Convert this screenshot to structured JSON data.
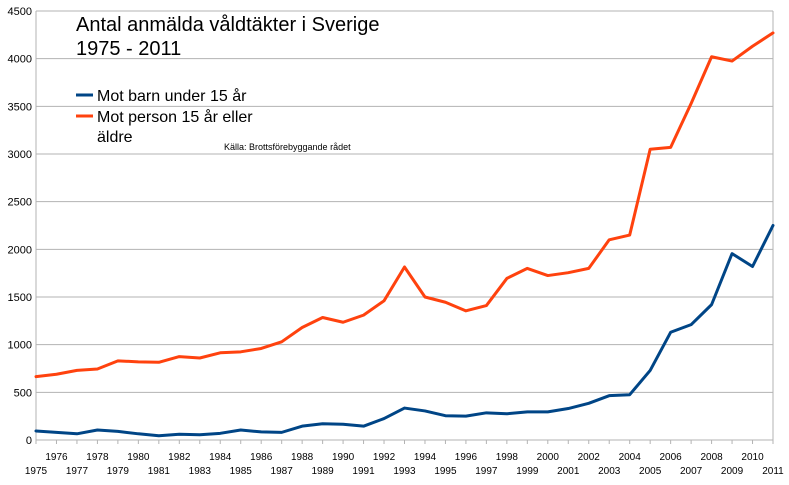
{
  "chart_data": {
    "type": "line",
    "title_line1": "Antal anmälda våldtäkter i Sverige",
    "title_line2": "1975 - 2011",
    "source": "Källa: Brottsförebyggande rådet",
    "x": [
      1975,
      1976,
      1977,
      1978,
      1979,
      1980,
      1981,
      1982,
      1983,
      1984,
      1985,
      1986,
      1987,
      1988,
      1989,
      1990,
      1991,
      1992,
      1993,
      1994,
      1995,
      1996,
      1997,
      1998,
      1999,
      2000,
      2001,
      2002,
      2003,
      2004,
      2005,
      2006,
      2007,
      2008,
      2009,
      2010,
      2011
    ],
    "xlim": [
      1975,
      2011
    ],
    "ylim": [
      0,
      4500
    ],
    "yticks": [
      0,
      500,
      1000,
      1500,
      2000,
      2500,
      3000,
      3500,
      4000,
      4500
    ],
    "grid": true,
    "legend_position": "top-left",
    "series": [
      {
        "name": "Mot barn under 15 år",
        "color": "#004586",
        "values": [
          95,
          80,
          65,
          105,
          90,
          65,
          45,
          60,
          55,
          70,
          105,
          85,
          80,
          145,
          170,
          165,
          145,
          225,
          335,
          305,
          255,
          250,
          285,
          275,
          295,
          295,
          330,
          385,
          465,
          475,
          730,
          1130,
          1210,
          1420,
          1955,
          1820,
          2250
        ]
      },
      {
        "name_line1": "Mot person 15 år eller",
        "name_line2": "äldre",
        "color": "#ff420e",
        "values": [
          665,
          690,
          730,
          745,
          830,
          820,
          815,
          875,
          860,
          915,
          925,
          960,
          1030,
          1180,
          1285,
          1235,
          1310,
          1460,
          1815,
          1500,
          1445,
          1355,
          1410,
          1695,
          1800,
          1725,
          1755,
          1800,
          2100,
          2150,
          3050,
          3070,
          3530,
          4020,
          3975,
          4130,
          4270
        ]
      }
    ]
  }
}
_ _ _ _ _
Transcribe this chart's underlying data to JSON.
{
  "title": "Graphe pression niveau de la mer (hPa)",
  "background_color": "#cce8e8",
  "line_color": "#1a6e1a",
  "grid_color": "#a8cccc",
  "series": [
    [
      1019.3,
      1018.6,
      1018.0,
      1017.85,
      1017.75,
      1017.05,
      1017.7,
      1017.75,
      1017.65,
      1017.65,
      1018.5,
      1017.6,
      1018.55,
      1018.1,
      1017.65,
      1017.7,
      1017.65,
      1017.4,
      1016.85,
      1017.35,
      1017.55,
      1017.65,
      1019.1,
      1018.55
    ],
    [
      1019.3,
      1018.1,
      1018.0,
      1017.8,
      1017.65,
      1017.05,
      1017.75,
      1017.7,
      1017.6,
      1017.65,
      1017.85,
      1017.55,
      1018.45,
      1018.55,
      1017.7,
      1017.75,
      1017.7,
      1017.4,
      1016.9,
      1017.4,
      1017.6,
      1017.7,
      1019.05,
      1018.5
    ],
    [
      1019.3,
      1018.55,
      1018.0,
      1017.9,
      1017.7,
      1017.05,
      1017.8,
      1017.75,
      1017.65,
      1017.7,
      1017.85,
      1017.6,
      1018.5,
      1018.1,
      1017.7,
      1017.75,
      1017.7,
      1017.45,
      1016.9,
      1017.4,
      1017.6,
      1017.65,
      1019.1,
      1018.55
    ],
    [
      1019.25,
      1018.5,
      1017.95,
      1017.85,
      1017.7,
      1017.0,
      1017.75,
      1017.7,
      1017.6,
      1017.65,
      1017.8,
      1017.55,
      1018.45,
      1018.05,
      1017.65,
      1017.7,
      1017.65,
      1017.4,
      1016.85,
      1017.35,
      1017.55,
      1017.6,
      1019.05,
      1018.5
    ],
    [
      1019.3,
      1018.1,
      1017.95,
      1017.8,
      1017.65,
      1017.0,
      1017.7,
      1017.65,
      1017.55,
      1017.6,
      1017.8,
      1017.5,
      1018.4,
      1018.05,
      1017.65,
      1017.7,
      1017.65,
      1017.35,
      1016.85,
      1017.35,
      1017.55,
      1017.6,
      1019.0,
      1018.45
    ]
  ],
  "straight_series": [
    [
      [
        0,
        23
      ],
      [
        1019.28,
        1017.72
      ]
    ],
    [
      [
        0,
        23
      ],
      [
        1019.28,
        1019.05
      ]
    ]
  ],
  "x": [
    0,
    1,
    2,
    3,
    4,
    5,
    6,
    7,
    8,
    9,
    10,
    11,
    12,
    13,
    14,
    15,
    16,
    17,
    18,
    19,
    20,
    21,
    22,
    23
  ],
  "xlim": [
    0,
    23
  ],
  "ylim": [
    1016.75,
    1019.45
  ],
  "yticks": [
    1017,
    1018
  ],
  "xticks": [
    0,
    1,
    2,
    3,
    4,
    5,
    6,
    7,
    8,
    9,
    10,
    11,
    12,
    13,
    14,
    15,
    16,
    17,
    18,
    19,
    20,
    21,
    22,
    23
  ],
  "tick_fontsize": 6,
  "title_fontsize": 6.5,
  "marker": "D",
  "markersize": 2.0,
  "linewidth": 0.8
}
_ _ _ _ _
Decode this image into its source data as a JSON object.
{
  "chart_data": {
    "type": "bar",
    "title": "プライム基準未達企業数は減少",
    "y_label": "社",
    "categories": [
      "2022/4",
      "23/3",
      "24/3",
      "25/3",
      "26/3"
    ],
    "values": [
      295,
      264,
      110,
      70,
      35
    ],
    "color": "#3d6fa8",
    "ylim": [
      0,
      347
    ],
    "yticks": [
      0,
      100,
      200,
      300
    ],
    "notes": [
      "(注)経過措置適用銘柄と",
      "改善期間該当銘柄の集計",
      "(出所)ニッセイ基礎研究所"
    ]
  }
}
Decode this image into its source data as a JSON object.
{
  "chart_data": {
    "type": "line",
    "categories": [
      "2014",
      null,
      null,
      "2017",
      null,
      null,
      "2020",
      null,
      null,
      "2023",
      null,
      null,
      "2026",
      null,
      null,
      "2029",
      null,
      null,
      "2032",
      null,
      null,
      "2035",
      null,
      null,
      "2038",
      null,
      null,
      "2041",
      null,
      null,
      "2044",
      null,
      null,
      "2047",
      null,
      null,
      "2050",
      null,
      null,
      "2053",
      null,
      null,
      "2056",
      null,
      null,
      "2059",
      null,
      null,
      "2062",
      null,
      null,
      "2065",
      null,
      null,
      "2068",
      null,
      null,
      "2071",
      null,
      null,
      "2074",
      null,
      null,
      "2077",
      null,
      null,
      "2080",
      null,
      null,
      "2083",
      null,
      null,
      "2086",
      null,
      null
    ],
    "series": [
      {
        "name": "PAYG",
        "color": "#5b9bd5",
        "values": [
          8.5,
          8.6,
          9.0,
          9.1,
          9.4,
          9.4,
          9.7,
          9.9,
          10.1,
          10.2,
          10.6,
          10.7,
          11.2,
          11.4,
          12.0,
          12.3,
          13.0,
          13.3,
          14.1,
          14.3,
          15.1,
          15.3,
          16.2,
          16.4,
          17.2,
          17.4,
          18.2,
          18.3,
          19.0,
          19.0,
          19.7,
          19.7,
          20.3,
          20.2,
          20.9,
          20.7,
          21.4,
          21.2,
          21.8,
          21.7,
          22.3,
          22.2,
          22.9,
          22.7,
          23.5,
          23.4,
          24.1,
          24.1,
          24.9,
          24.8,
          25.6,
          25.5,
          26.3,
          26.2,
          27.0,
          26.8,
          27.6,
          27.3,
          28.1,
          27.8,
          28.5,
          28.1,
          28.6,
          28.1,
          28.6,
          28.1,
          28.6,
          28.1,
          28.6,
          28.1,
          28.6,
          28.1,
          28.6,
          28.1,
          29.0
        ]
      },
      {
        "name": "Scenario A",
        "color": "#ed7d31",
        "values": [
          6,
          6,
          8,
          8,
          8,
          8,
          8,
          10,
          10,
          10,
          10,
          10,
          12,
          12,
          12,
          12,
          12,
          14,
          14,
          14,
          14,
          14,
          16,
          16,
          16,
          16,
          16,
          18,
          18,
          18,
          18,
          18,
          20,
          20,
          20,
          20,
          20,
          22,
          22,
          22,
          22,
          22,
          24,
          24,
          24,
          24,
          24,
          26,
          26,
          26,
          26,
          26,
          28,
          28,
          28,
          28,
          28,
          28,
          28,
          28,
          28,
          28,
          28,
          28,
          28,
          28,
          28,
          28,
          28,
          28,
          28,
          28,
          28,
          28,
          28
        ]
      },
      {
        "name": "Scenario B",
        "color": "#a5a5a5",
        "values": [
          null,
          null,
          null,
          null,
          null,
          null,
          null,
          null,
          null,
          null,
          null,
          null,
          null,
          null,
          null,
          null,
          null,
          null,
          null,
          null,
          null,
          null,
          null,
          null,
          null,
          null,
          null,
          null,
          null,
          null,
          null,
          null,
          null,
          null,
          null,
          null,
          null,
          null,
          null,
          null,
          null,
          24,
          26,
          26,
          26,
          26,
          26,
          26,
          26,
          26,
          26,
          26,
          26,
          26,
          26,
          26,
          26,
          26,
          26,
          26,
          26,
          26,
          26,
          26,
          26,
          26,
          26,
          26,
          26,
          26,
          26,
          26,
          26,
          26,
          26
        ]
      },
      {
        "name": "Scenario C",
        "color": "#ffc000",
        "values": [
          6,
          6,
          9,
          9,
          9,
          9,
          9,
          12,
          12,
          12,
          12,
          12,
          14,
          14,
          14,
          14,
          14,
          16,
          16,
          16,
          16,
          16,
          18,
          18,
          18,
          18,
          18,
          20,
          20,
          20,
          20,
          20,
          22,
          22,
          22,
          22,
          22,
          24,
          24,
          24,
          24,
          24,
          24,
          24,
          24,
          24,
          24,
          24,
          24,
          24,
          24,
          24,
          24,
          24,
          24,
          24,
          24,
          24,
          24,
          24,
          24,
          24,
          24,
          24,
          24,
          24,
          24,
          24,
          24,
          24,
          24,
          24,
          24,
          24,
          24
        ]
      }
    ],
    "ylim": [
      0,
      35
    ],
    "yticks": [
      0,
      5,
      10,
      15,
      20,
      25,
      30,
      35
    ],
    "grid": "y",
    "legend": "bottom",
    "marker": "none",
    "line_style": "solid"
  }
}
_ _ _ _ _
> **Written request**
Each line above that holds the string "this" should be copied and shown.

> **Final result**
Convert this screenshot to structured JSON data.
Transcribe this chart's underlying data to JSON.
Decode this image into its source data as a JSON object.
Decode this image into its source data as a JSON object.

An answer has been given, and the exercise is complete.